— TASK —
Keep the images out and copy every entry below exactly.

— ENTRIES SUPPLIED —
________________________
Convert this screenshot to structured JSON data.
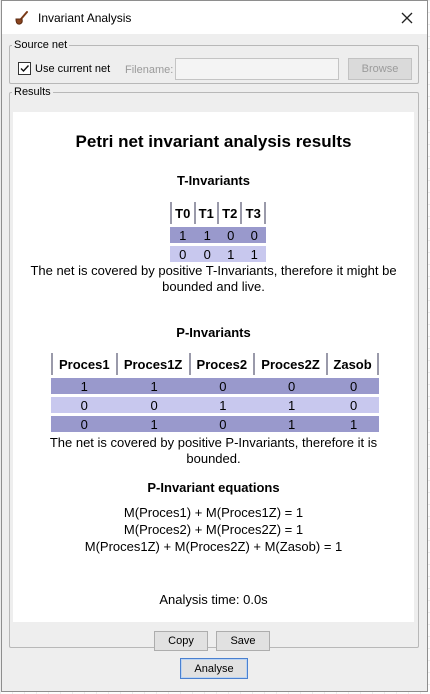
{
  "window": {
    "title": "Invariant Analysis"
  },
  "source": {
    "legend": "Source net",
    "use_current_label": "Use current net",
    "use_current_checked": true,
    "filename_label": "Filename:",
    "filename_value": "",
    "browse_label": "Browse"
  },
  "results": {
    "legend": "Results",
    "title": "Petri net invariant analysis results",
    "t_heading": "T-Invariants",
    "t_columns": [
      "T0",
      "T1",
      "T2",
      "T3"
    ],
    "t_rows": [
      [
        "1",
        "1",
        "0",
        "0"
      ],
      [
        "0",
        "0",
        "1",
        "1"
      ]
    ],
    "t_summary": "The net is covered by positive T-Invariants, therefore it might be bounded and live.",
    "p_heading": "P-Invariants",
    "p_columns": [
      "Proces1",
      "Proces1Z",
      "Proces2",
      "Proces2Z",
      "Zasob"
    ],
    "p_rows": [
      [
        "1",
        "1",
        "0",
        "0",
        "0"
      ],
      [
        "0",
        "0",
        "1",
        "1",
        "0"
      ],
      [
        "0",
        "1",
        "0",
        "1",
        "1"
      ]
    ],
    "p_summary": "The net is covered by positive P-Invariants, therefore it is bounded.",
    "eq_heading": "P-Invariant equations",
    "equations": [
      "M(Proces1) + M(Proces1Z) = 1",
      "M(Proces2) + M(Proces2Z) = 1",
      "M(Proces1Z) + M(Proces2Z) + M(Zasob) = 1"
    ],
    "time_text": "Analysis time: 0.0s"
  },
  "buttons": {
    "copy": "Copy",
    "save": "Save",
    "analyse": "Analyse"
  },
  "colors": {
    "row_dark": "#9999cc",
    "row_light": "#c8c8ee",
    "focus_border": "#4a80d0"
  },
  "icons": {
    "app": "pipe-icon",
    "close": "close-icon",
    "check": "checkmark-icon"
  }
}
________________________
— OUTPUT —
Convert this screenshot to structured JSON data.
{
  "window": {
    "title": "Invariant Analysis"
  },
  "source": {
    "legend": "Source net",
    "use_current_label": "Use current net",
    "use_current_checked": true,
    "filename_label": "Filename:",
    "filename_value": "",
    "browse_label": "Browse"
  },
  "results": {
    "legend": "Results",
    "title": "Petri net invariant analysis results",
    "t_heading": "T-Invariants",
    "t_columns": [
      "T0",
      "T1",
      "T2",
      "T3"
    ],
    "t_rows": [
      [
        "1",
        "1",
        "0",
        "0"
      ],
      [
        "0",
        "0",
        "1",
        "1"
      ]
    ],
    "t_summary": "The net is covered by positive T-Invariants, therefore it might be bounded and live.",
    "p_heading": "P-Invariants",
    "p_columns": [
      "Proces1",
      "Proces1Z",
      "Proces2",
      "Proces2Z",
      "Zasob"
    ],
    "p_rows": [
      [
        "1",
        "1",
        "0",
        "0",
        "0"
      ],
      [
        "0",
        "0",
        "1",
        "1",
        "0"
      ],
      [
        "0",
        "1",
        "0",
        "1",
        "1"
      ]
    ],
    "p_summary": "The net is covered by positive P-Invariants, therefore it is bounded.",
    "eq_heading": "P-Invariant equations",
    "equations": [
      "M(Proces1) + M(Proces1Z) = 1",
      "M(Proces2) + M(Proces2Z) = 1",
      "M(Proces1Z) + M(Proces2Z) + M(Zasob) = 1"
    ],
    "time_text": "Analysis time: 0.0s"
  },
  "buttons": {
    "copy": "Copy",
    "save": "Save",
    "analyse": "Analyse"
  },
  "colors": {
    "row_dark": "#9999cc",
    "row_light": "#c8c8ee",
    "focus_border": "#4a80d0"
  },
  "icons": {
    "app": "pipe-icon",
    "close": "close-icon",
    "check": "checkmark-icon"
  }
}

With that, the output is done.